Return every line of the entries below word for word, with nothing added, dropped or changed.

======== EXERCISE DATA

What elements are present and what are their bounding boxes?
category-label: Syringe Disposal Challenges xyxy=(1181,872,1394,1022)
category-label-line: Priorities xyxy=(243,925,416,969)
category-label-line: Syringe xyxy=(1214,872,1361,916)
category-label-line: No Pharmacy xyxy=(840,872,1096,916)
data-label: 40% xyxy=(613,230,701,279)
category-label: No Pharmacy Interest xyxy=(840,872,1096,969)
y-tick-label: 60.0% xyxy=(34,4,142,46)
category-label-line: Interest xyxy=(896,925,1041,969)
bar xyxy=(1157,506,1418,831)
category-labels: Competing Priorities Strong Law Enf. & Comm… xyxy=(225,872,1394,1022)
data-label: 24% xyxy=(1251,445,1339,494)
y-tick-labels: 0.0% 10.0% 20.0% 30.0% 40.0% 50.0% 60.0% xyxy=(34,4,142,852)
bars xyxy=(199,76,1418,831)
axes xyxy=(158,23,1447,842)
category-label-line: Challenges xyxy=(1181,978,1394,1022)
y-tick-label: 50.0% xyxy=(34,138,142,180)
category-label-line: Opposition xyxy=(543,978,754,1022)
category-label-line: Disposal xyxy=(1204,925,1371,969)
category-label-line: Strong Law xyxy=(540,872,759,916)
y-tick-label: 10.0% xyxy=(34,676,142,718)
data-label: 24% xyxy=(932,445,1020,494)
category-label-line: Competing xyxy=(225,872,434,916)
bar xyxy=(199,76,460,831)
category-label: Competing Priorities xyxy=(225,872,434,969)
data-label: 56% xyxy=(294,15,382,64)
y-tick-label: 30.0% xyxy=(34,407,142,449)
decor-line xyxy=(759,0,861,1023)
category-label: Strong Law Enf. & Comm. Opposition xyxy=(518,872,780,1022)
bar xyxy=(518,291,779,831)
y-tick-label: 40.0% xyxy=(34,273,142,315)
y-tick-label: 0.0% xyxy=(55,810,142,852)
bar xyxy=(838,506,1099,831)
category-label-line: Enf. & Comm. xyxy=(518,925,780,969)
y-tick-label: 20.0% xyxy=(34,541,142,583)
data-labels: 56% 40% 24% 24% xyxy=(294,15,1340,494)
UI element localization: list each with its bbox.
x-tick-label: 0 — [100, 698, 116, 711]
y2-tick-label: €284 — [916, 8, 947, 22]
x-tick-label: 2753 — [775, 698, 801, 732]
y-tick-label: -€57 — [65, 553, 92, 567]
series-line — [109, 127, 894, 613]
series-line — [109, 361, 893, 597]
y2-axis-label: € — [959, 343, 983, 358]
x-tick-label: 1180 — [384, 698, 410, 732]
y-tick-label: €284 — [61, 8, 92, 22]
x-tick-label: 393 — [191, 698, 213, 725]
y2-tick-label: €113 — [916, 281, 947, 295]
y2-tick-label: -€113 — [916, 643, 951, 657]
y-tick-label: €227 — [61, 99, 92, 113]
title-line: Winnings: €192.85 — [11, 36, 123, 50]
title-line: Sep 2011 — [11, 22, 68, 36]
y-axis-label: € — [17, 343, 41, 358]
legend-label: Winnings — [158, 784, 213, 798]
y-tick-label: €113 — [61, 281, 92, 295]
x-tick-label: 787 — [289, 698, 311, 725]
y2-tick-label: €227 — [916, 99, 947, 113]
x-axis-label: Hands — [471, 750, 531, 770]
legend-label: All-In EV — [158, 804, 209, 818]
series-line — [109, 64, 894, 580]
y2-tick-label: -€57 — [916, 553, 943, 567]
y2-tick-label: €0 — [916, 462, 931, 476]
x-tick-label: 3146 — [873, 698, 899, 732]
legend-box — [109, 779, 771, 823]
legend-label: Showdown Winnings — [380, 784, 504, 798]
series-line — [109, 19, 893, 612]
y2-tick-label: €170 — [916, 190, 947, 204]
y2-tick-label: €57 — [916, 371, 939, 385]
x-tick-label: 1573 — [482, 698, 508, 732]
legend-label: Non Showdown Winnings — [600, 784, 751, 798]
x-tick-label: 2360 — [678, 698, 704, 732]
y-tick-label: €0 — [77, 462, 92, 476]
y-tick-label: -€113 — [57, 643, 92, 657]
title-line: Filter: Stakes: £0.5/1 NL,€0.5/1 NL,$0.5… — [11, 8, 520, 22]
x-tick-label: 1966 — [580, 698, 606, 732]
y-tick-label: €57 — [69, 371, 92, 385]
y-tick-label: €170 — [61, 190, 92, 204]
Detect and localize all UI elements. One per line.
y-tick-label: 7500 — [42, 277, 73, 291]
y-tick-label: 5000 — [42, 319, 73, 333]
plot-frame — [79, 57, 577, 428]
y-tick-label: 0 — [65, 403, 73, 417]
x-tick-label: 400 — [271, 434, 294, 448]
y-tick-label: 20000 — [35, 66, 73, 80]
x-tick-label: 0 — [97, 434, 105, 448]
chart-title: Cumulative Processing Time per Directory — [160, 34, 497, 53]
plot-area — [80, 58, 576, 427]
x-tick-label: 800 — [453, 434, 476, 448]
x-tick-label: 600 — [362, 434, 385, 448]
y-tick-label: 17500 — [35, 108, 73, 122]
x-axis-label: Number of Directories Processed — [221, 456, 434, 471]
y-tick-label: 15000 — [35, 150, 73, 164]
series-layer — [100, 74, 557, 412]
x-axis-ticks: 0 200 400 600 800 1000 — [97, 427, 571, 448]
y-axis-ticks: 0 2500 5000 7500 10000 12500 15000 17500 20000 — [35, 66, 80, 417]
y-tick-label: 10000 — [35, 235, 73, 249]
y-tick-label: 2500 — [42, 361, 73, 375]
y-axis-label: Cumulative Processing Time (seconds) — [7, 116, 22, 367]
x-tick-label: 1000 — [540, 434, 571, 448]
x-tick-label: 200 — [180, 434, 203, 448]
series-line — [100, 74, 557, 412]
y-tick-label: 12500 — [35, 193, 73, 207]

================

* _OUTPUT OF THE EXERCISE_:
What elements are present and what are their bounding boxes?
category-label: Syringe Disposal Challenges xyxy=(1181,872,1394,1022)
category-label-line: Priorities xyxy=(243,925,416,969)
category-label-line: Syringe xyxy=(1214,872,1361,916)
category-label-line: No Pharmacy xyxy=(840,872,1096,916)
data-label: 40% xyxy=(613,230,701,279)
category-label: No Pharmacy Interest xyxy=(840,872,1096,969)
y-tick-label: 60.0% xyxy=(34,4,142,46)
category-label-line: Interest xyxy=(896,925,1041,969)
bar xyxy=(1157,506,1418,831)
category-labels: Competing Priorities Strong Law Enf. & Comm… xyxy=(225,872,1394,1022)
data-label: 24% xyxy=(1251,445,1339,494)
y-tick-labels: 0.0% 10.0% 20.0% 30.0% 40.0% 50.0% 60.0% xyxy=(34,4,142,852)
bars xyxy=(199,76,1418,831)
axes xyxy=(158,23,1447,842)
category-label-line: Challenges xyxy=(1181,978,1394,1022)
y-tick-label: 50.0% xyxy=(34,138,142,180)
category-label-line: Opposition xyxy=(543,978,754,1022)
category-label-line: Disposal xyxy=(1204,925,1371,969)
category-label-line: Strong Law xyxy=(540,872,759,916)
y-tick-label: 10.0% xyxy=(34,676,142,718)
data-label: 24% xyxy=(932,445,1020,494)
category-label-line: Competing xyxy=(225,872,434,916)
bar xyxy=(199,76,460,831)
category-label: Competing Priorities xyxy=(225,872,434,969)
data-label: 56% xyxy=(294,15,382,64)
y-tick-label: 30.0% xyxy=(34,407,142,449)
decor-line xyxy=(759,0,861,1023)
category-label: Strong Law Enf. & Comm. Opposition xyxy=(518,872,780,1022)
bar xyxy=(518,291,779,831)
y-tick-label: 40.0% xyxy=(34,273,142,315)
y-tick-label: 0.0% xyxy=(55,810,142,852)
bar xyxy=(838,506,1099,831)
category-label-line: Enf. & Comm. xyxy=(518,925,780,969)
y-tick-label: 20.0% xyxy=(34,541,142,583)
data-labels: 56% 40% 24% 24% xyxy=(294,15,1340,494)
UI element localization: list each with its bbox.
x-tick-label: 0 — [100, 698, 116, 711]
y2-tick-label: €284 — [916, 8, 947, 22]
x-tick-label: 2753 — [775, 698, 801, 732]
y-tick-label: -€57 — [65, 553, 92, 567]
series-line — [109, 127, 894, 613]
series-line — [109, 361, 893, 597]
y2-axis-label: € — [959, 343, 983, 358]
x-tick-label: 1180 — [384, 698, 410, 732]
y-tick-label: €284 — [61, 8, 92, 22]
x-tick-label: 393 — [191, 698, 213, 725]
y2-tick-label: €113 — [916, 281, 947, 295]
y2-tick-label: -€113 — [916, 643, 951, 657]
y-tick-label: €227 — [61, 99, 92, 113]
title-line: Winnings: €192.85 — [11, 36, 123, 50]
title-line: Sep 2011 — [11, 22, 68, 36]
y-axis-label: € — [17, 343, 41, 358]
legend-label: Winnings — [158, 784, 213, 798]
y-tick-label: €113 — [61, 281, 92, 295]
x-tick-label: 787 — [289, 698, 311, 725]
y2-tick-label: €227 — [916, 99, 947, 113]
x-axis-label: Hands — [471, 750, 531, 770]
legend-label: All-In EV — [158, 804, 209, 818]
series-line — [109, 64, 894, 580]
y2-tick-label: -€57 — [916, 553, 943, 567]
y2-tick-label: €0 — [916, 462, 931, 476]
x-tick-label: 3146 — [873, 698, 899, 732]
legend-box — [109, 779, 771, 823]
legend-label: Showdown Winnings — [380, 784, 504, 798]
series-line — [109, 19, 893, 612]
y2-tick-label: €170 — [916, 190, 947, 204]
y2-tick-label: €57 — [916, 371, 939, 385]
x-tick-label: 1573 — [482, 698, 508, 732]
legend-label: Non Showdown Winnings — [600, 784, 751, 798]
x-tick-label: 2360 — [678, 698, 704, 732]
y-tick-label: €0 — [77, 462, 92, 476]
y-tick-label: -€113 — [57, 643, 92, 657]
title-line: Filter: Stakes: £0.5/1 NL,€0.5/1 NL,$0.5… — [11, 8, 520, 22]
x-tick-label: 1966 — [580, 698, 606, 732]
y-tick-label: €57 — [69, 371, 92, 385]
y-tick-label: €170 — [61, 190, 92, 204]
Detect and localize all UI elements. One per line.
y-tick-label: 7500 — [42, 277, 73, 291]
y-tick-label: 5000 — [42, 319, 73, 333]
plot-frame — [79, 57, 577, 428]
y-tick-label: 0 — [65, 403, 73, 417]
x-tick-label: 400 — [271, 434, 294, 448]
y-tick-label: 20000 — [35, 66, 73, 80]
x-tick-label: 0 — [97, 434, 105, 448]
chart-title: Cumulative Processing Time per Directory — [160, 34, 497, 53]
plot-area — [80, 58, 576, 427]
x-tick-label: 800 — [453, 434, 476, 448]
x-tick-label: 600 — [362, 434, 385, 448]
y-tick-label: 17500 — [35, 108, 73, 122]
x-axis-label: Number of Directories Processed — [221, 456, 434, 471]
y-tick-label: 15000 — [35, 150, 73, 164]
series-layer — [100, 74, 557, 412]
x-axis-ticks: 0 200 400 600 800 1000 — [97, 427, 571, 448]
y-axis-ticks: 0 2500 5000 7500 10000 12500 15000 17500 20000 — [35, 66, 80, 417]
y-tick-label: 10000 — [35, 235, 73, 249]
y-tick-label: 2500 — [42, 361, 73, 375]
y-axis-label: Cumulative Processing Time (seconds) — [7, 116, 22, 367]
x-tick-label: 1000 — [540, 434, 571, 448]
x-tick-label: 200 — [180, 434, 203, 448]
series-line — [100, 74, 557, 412]
y-tick-label: 12500 — [35, 193, 73, 207]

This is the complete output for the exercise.